PROBLEM TO WORK ON
Which lines hold the word "不正确的一项是"? Copy each one.

(Entries taken from a collection)
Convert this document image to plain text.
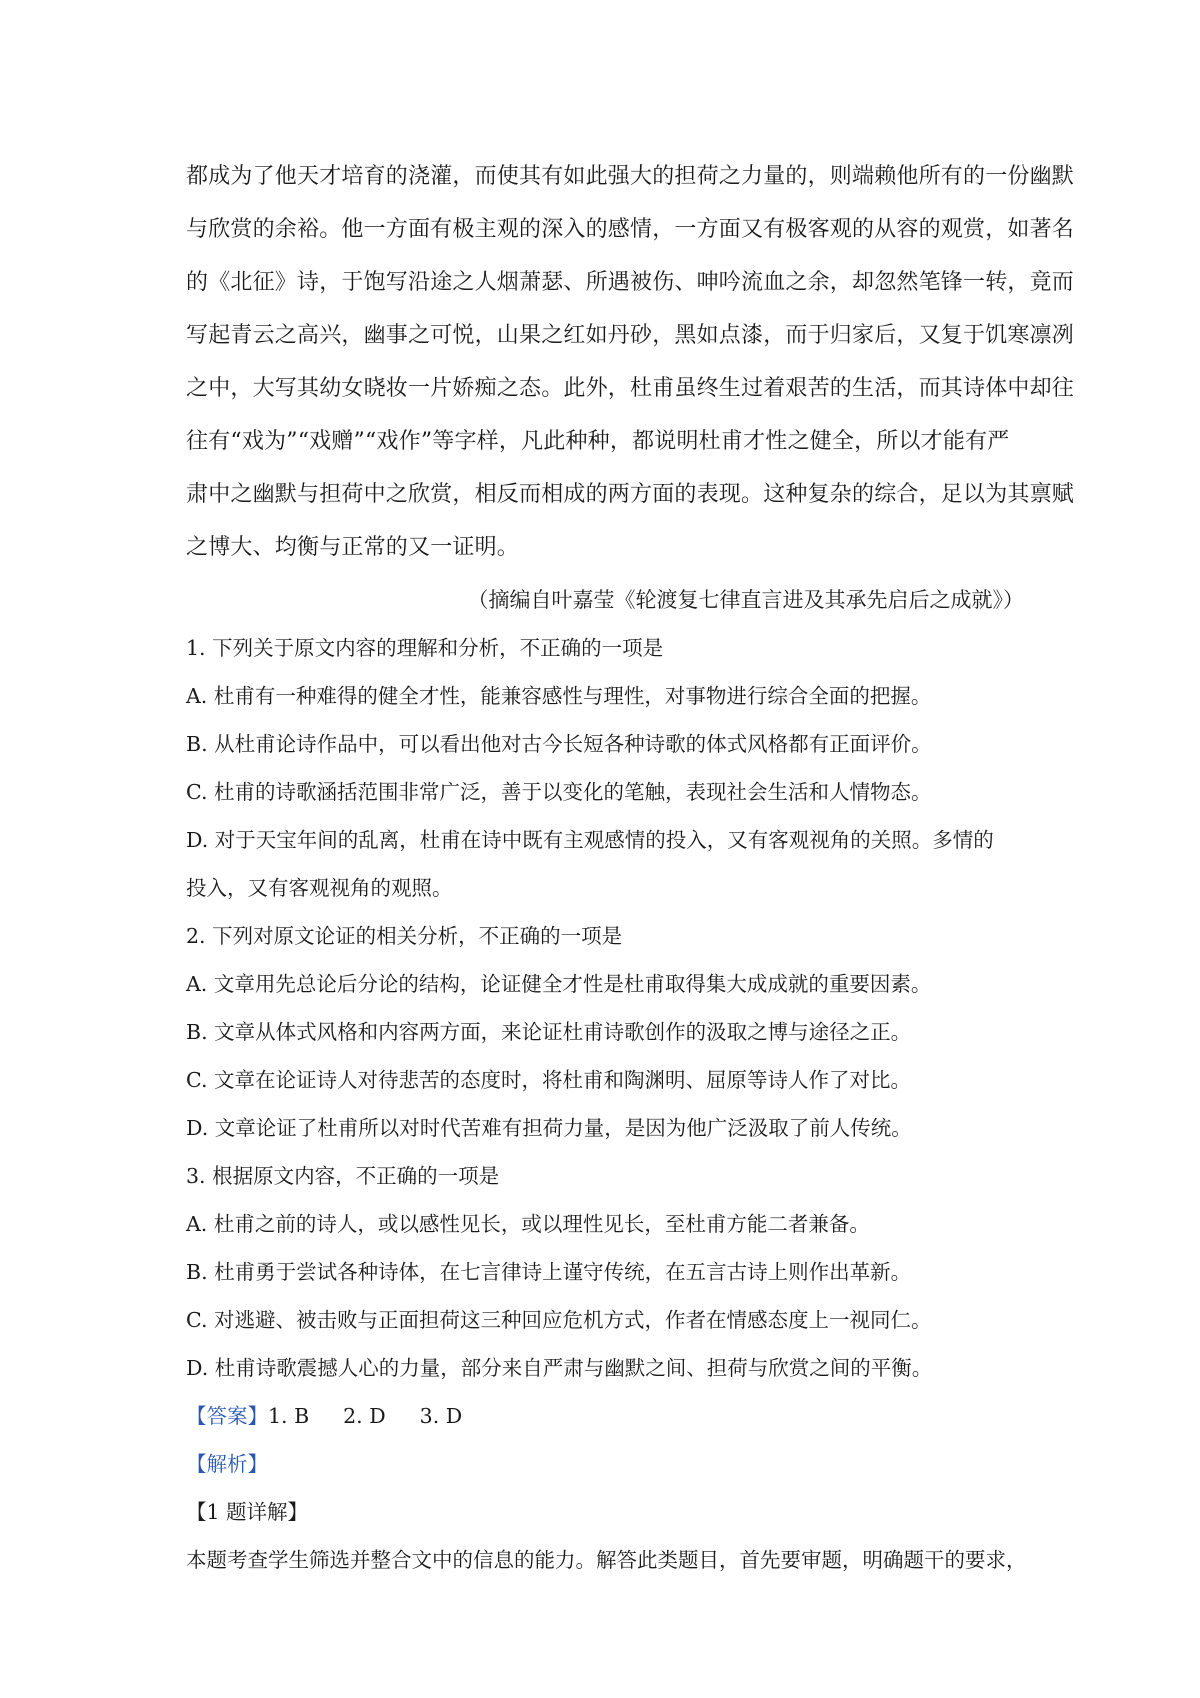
都成为了他天才培育的浇灌，而使其有如此强大的担荷之力量的，则端赖他所有的一份幽默
与欣赏的余裕。他一方面有极主观的深入的感情，一方面又有极客观的从容的观赏，如著名
的《北征》诗，于饱写沿途之人烟萧瑟、所遇被伤、呻吟流血之余，却忽然笔锋一转，竟而
写起青云之高兴，幽事之可悦，山果之红如丹砂，黑如点漆，而于归家后，又复于饥寒凛冽
之中，大写其幼女晓妆一片娇痴之态。此外，杜甫虽终生过着艰苦的生活，而其诗体中却往
往有“戏为”“戏赠”“戏作”等字样，凡此种种，都说明杜甫才性之健全，所以才能有严
肃中之幽默与担荷中之欣赏，相反而相成的两方面的表现。这种复杂的综合，足以为其禀赋
之博大、均衡与正常的又一证明。
（摘编自叶嘉莹《轮渡复七律直言进及其承先启后之成就》）
1. 下列关于原文内容的理解和分析，不正确的一项是
A. 杜甫有一种难得的健全才性，能兼容感性与理性，对事物进行综合全面的把握。
B. 从杜甫论诗作品中，可以看出他对古今长短各种诗歌的体式风格都有正面评价。
C. 杜甫的诗歌涵括范围非常广泛，善于以变化的笔触，表现社会生活和人情物态。
D. 对于天宝年间的乱离，杜甫在诗中既有主观感情的投入，又有客观视角的关照。多情的
投入，又有客观视角的观照。
2. 下列对原文论证的相关分析，不正确的一项是
A. 文章用先总论后分论的结构，论证健全才性是杜甫取得集大成成就的重要因素。
B. 文章从体式风格和内容两方面，来论证杜甫诗歌创作的汲取之博与途径之正。
C. 文章在论证诗人对待悲苦的态度时，将杜甫和陶渊明、屈原等诗人作了对比。
D. 文章论证了杜甫所以对时代苦难有担荷力量，是因为他广泛汲取了前人传统。
3. 根据原文内容，不正确的一项是
A. 杜甫之前的诗人，或以感性见长，或以理性见长，至杜甫方能二者兼备。
B. 杜甫勇于尝试各种诗体，在七言律诗上谨守传统，在五言古诗上则作出革新。
C. 对逃避、被击败与正面担荷这三种回应危机方式，作者在情感态度上一视同仁。
D. 杜甫诗歌震撼人心的力量，部分来自严肃与幽默之间、担荷与欣赏之间的平衡。
【答案】1. B 2. D 3. D
【解析】
【1 题详解】
本题考查学生筛选并整合文中的信息的能力。解答此类题目，首先要审题，明确题干的要求，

COMPLETE ANSWER
1. 下列关于原文内容的理解和分析，不正确的一项是
2. 下列对原文论证的相关分析，不正确的一项是
3. 根据原文内容，不正确的一项是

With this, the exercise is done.